__WHAT IS EXPECTED__. Reproduce the listing below in full and without alteration, apart from its pictures.

__DATASET EXTRACT__.
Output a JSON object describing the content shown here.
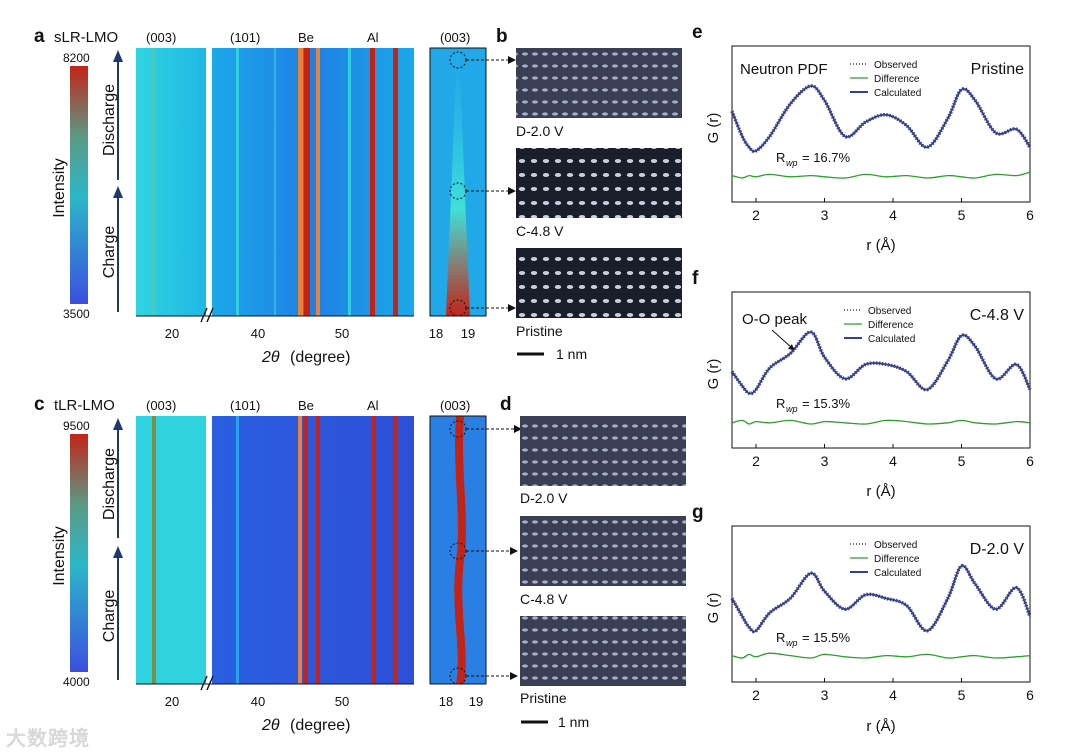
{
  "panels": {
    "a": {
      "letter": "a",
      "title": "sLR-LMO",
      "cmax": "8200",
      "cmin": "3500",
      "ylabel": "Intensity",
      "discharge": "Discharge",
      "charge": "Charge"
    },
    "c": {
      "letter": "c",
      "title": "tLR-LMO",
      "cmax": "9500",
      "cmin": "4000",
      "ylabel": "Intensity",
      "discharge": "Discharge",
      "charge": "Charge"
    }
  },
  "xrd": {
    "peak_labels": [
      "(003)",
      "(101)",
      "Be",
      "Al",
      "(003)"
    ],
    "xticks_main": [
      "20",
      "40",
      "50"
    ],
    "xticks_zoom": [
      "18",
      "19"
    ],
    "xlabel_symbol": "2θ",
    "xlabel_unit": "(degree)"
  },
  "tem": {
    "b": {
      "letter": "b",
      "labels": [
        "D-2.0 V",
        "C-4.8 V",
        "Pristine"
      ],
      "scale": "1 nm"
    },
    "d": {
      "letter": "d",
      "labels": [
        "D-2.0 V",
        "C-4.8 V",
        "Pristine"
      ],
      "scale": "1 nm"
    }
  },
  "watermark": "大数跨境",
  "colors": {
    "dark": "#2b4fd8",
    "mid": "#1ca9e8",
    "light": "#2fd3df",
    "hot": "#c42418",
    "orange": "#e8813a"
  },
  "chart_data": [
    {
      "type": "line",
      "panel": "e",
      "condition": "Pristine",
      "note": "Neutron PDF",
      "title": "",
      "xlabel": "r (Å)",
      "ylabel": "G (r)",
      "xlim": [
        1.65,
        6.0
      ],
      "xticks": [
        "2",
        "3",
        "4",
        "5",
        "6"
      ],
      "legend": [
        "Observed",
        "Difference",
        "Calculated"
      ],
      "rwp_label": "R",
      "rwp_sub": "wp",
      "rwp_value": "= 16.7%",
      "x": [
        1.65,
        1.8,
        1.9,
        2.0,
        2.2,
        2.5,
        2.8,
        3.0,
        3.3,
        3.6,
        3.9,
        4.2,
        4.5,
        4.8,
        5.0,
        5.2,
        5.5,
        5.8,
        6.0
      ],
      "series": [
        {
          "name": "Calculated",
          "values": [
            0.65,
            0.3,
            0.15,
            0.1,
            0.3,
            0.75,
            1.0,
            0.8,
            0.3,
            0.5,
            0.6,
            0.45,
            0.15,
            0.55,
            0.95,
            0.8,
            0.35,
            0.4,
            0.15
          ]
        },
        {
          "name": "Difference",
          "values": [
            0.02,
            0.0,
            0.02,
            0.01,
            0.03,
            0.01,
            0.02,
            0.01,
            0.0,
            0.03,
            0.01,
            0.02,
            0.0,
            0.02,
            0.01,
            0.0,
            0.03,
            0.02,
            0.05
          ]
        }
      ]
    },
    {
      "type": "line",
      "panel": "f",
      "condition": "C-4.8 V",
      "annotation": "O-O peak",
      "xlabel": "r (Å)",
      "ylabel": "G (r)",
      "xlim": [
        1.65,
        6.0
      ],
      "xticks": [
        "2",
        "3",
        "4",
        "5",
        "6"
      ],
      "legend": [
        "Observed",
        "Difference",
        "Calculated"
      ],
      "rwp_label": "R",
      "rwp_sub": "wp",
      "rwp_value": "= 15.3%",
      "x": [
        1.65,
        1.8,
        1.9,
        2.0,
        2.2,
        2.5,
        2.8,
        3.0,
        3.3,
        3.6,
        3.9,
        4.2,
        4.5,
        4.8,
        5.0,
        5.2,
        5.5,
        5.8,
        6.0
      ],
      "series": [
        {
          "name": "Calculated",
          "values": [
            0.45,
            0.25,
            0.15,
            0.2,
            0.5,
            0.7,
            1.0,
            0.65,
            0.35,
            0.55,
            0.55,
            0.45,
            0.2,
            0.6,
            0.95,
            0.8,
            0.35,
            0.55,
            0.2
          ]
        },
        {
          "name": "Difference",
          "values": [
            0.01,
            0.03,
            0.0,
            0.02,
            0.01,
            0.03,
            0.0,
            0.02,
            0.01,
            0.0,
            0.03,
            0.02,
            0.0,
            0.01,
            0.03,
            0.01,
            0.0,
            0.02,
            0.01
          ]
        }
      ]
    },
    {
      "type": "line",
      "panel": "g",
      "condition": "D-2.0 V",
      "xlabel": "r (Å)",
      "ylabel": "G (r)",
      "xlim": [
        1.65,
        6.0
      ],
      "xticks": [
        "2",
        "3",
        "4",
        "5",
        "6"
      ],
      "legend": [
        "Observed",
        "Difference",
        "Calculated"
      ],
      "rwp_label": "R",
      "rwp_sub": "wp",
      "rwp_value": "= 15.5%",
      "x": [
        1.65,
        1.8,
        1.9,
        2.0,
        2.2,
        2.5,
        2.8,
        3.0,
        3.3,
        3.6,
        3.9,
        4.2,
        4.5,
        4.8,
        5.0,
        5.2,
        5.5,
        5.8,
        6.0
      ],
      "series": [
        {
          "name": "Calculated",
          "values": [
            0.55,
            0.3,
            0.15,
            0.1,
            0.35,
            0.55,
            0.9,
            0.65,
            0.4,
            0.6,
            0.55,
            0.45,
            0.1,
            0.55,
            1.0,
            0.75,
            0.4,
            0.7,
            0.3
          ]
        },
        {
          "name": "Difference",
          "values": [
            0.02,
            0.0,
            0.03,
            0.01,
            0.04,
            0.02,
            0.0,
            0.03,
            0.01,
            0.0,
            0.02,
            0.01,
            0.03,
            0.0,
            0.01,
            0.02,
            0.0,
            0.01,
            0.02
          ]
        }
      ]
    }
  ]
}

__ANSWER FOR THIS EXERCISE__.
Output a JSON object describing the content shown here.
{
  "panels": {
    "a": {
      "letter": "a",
      "title": "sLR-LMO",
      "cmax": "8200",
      "cmin": "3500",
      "ylabel": "Intensity",
      "discharge": "Discharge",
      "charge": "Charge"
    },
    "c": {
      "letter": "c",
      "title": "tLR-LMO",
      "cmax": "9500",
      "cmin": "4000",
      "ylabel": "Intensity",
      "discharge": "Discharge",
      "charge": "Charge"
    }
  },
  "xrd": {
    "peak_labels": [
      "(003)",
      "(101)",
      "Be",
      "Al",
      "(003)"
    ],
    "xticks_main": [
      "20",
      "40",
      "50"
    ],
    "xticks_zoom": [
      "18",
      "19"
    ],
    "xlabel_symbol": "2θ",
    "xlabel_unit": "(degree)"
  },
  "tem": {
    "b": {
      "letter": "b",
      "labels": [
        "D-2.0 V",
        "C-4.8 V",
        "Pristine"
      ],
      "scale": "1 nm"
    },
    "d": {
      "letter": "d",
      "labels": [
        "D-2.0 V",
        "C-4.8 V",
        "Pristine"
      ],
      "scale": "1 nm"
    }
  },
  "watermark": "大数跨境",
  "colors": {
    "dark": "#2b4fd8",
    "mid": "#1ca9e8",
    "light": "#2fd3df",
    "hot": "#c42418",
    "orange": "#e8813a"
  },
  "chart_data": [
    {
      "type": "line",
      "panel": "e",
      "condition": "Pristine",
      "note": "Neutron PDF",
      "title": "",
      "xlabel": "r (Å)",
      "ylabel": "G (r)",
      "xlim": [
        1.65,
        6.0
      ],
      "xticks": [
        "2",
        "3",
        "4",
        "5",
        "6"
      ],
      "legend": [
        "Observed",
        "Difference",
        "Calculated"
      ],
      "rwp_label": "R",
      "rwp_sub": "wp",
      "rwp_value": "= 16.7%",
      "x": [
        1.65,
        1.8,
        1.9,
        2.0,
        2.2,
        2.5,
        2.8,
        3.0,
        3.3,
        3.6,
        3.9,
        4.2,
        4.5,
        4.8,
        5.0,
        5.2,
        5.5,
        5.8,
        6.0
      ],
      "series": [
        {
          "name": "Calculated",
          "values": [
            0.65,
            0.3,
            0.15,
            0.1,
            0.3,
            0.75,
            1.0,
            0.8,
            0.3,
            0.5,
            0.6,
            0.45,
            0.15,
            0.55,
            0.95,
            0.8,
            0.35,
            0.4,
            0.15
          ]
        },
        {
          "name": "Difference",
          "values": [
            0.02,
            0.0,
            0.02,
            0.01,
            0.03,
            0.01,
            0.02,
            0.01,
            0.0,
            0.03,
            0.01,
            0.02,
            0.0,
            0.02,
            0.01,
            0.0,
            0.03,
            0.02,
            0.05
          ]
        }
      ]
    },
    {
      "type": "line",
      "panel": "f",
      "condition": "C-4.8 V",
      "annotation": "O-O peak",
      "xlabel": "r (Å)",
      "ylabel": "G (r)",
      "xlim": [
        1.65,
        6.0
      ],
      "xticks": [
        "2",
        "3",
        "4",
        "5",
        "6"
      ],
      "legend": [
        "Observed",
        "Difference",
        "Calculated"
      ],
      "rwp_label": "R",
      "rwp_sub": "wp",
      "rwp_value": "= 15.3%",
      "x": [
        1.65,
        1.8,
        1.9,
        2.0,
        2.2,
        2.5,
        2.8,
        3.0,
        3.3,
        3.6,
        3.9,
        4.2,
        4.5,
        4.8,
        5.0,
        5.2,
        5.5,
        5.8,
        6.0
      ],
      "series": [
        {
          "name": "Calculated",
          "values": [
            0.45,
            0.25,
            0.15,
            0.2,
            0.5,
            0.7,
            1.0,
            0.65,
            0.35,
            0.55,
            0.55,
            0.45,
            0.2,
            0.6,
            0.95,
            0.8,
            0.35,
            0.55,
            0.2
          ]
        },
        {
          "name": "Difference",
          "values": [
            0.01,
            0.03,
            0.0,
            0.02,
            0.01,
            0.03,
            0.0,
            0.02,
            0.01,
            0.0,
            0.03,
            0.02,
            0.0,
            0.01,
            0.03,
            0.01,
            0.0,
            0.02,
            0.01
          ]
        }
      ]
    },
    {
      "type": "line",
      "panel": "g",
      "condition": "D-2.0 V",
      "xlabel": "r (Å)",
      "ylabel": "G (r)",
      "xlim": [
        1.65,
        6.0
      ],
      "xticks": [
        "2",
        "3",
        "4",
        "5",
        "6"
      ],
      "legend": [
        "Observed",
        "Difference",
        "Calculated"
      ],
      "rwp_label": "R",
      "rwp_sub": "wp",
      "rwp_value": "= 15.5%",
      "x": [
        1.65,
        1.8,
        1.9,
        2.0,
        2.2,
        2.5,
        2.8,
        3.0,
        3.3,
        3.6,
        3.9,
        4.2,
        4.5,
        4.8,
        5.0,
        5.2,
        5.5,
        5.8,
        6.0
      ],
      "series": [
        {
          "name": "Calculated",
          "values": [
            0.55,
            0.3,
            0.15,
            0.1,
            0.35,
            0.55,
            0.9,
            0.65,
            0.4,
            0.6,
            0.55,
            0.45,
            0.1,
            0.55,
            1.0,
            0.75,
            0.4,
            0.7,
            0.3
          ]
        },
        {
          "name": "Difference",
          "values": [
            0.02,
            0.0,
            0.03,
            0.01,
            0.04,
            0.02,
            0.0,
            0.03,
            0.01,
            0.0,
            0.02,
            0.01,
            0.03,
            0.0,
            0.01,
            0.02,
            0.0,
            0.01,
            0.02
          ]
        }
      ]
    }
  ]
}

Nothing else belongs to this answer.